### TASK GOAL
Pick out every line with the word "JSON" and copy it.

### INPUT
────────
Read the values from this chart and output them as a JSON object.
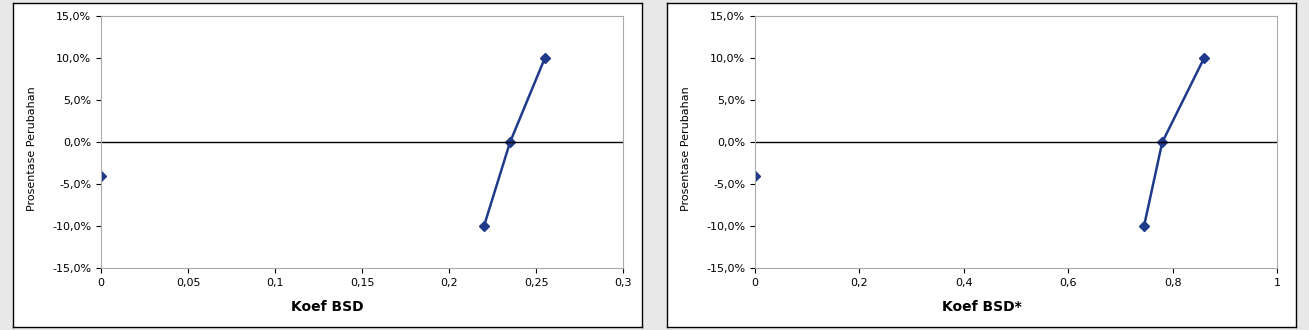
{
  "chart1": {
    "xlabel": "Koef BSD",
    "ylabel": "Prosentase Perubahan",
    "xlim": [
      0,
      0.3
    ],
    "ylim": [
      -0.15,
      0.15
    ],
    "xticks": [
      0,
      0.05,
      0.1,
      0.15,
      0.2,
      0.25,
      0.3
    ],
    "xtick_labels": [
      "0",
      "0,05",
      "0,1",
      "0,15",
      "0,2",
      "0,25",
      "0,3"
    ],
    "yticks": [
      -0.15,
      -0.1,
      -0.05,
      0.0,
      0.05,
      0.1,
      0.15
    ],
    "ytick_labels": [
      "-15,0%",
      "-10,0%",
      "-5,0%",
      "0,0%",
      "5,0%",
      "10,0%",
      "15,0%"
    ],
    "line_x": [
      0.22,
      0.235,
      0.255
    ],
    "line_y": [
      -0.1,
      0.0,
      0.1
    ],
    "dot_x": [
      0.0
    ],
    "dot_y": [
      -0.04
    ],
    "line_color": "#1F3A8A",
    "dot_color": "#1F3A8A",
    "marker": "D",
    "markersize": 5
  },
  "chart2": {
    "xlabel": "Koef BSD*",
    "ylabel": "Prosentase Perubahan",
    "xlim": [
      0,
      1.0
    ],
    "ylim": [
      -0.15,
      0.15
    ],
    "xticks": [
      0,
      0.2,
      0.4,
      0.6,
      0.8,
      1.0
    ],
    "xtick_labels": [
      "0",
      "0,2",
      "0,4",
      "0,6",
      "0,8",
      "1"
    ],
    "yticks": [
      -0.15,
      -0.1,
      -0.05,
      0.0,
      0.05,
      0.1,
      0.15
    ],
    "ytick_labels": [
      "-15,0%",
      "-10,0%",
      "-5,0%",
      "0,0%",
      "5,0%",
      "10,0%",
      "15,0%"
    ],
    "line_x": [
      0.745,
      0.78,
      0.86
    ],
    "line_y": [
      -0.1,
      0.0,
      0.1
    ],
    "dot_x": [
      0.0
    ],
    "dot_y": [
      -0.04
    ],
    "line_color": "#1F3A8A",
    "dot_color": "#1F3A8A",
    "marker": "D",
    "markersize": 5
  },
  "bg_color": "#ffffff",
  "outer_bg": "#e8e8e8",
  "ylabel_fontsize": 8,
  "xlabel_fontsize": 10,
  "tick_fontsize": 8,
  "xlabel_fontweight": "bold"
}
────────
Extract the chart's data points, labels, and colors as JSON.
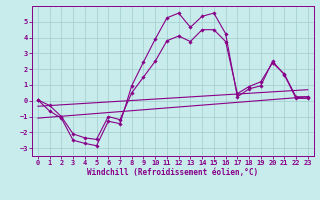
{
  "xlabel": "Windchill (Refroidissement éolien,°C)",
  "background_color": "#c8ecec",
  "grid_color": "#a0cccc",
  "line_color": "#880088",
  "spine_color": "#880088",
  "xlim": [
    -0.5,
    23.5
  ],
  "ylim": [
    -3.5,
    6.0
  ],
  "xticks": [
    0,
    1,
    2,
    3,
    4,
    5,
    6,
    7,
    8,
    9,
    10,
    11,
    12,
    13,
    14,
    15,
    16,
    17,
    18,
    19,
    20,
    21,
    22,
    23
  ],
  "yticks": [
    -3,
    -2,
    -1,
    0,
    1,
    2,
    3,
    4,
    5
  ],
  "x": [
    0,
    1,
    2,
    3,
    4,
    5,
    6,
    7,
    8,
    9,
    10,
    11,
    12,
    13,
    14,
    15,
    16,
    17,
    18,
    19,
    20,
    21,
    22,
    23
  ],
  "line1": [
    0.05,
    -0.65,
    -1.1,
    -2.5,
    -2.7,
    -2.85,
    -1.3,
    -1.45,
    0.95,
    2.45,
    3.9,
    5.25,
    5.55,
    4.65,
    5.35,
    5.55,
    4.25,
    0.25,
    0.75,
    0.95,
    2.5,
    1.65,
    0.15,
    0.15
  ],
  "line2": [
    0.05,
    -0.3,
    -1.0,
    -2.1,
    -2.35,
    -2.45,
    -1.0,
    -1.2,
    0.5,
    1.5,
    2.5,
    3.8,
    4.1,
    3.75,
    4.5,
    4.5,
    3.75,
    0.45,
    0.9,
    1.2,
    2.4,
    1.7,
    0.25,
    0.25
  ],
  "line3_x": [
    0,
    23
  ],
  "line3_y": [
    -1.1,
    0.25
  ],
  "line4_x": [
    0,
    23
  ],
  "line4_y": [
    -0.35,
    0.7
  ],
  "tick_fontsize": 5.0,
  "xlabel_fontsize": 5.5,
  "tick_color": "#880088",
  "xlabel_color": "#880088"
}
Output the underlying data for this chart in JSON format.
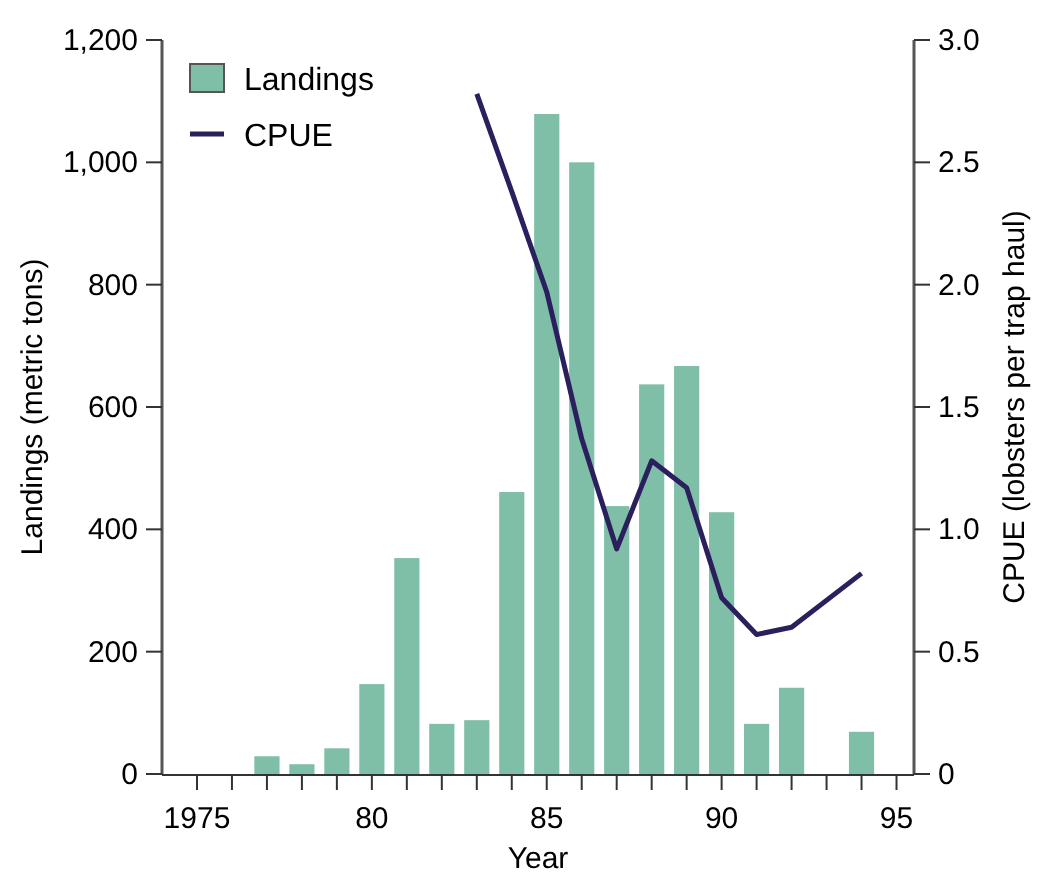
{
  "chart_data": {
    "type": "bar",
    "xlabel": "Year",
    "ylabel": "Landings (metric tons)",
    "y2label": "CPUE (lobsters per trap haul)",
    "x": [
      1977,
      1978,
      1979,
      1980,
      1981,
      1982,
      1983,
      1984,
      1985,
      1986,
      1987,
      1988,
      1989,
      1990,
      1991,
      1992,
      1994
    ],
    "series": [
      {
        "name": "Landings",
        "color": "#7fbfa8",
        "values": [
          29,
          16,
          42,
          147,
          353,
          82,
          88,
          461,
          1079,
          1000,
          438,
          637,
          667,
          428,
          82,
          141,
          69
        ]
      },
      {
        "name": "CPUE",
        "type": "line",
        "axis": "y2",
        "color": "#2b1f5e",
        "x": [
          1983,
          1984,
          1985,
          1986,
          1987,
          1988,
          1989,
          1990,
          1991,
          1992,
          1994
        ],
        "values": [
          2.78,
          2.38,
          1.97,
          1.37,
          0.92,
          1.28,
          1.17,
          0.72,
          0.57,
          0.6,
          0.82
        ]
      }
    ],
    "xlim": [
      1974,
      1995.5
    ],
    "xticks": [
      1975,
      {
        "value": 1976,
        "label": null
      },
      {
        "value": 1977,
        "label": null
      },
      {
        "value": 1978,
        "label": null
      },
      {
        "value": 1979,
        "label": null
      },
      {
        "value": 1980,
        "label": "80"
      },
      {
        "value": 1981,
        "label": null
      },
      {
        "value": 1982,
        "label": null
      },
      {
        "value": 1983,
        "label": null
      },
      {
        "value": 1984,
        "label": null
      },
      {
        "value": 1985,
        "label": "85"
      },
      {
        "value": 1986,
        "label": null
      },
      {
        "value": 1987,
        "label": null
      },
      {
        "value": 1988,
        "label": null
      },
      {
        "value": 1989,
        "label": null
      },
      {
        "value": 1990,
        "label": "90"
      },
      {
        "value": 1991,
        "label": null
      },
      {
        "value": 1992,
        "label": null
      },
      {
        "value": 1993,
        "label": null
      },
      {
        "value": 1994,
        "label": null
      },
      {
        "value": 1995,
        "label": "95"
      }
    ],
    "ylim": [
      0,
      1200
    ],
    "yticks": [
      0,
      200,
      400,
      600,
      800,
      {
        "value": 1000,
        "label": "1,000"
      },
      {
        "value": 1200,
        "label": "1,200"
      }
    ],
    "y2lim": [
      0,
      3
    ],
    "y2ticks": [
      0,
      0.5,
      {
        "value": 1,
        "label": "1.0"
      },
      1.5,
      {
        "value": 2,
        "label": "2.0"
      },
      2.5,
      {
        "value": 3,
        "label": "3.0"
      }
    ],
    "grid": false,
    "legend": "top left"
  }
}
────────
### TASK OUTPUT
Read the values from this chart and output them as a JSON object.
Extract the chart's data points, labels, and colors as JSON.
Output the underlying data for this chart in JSON format.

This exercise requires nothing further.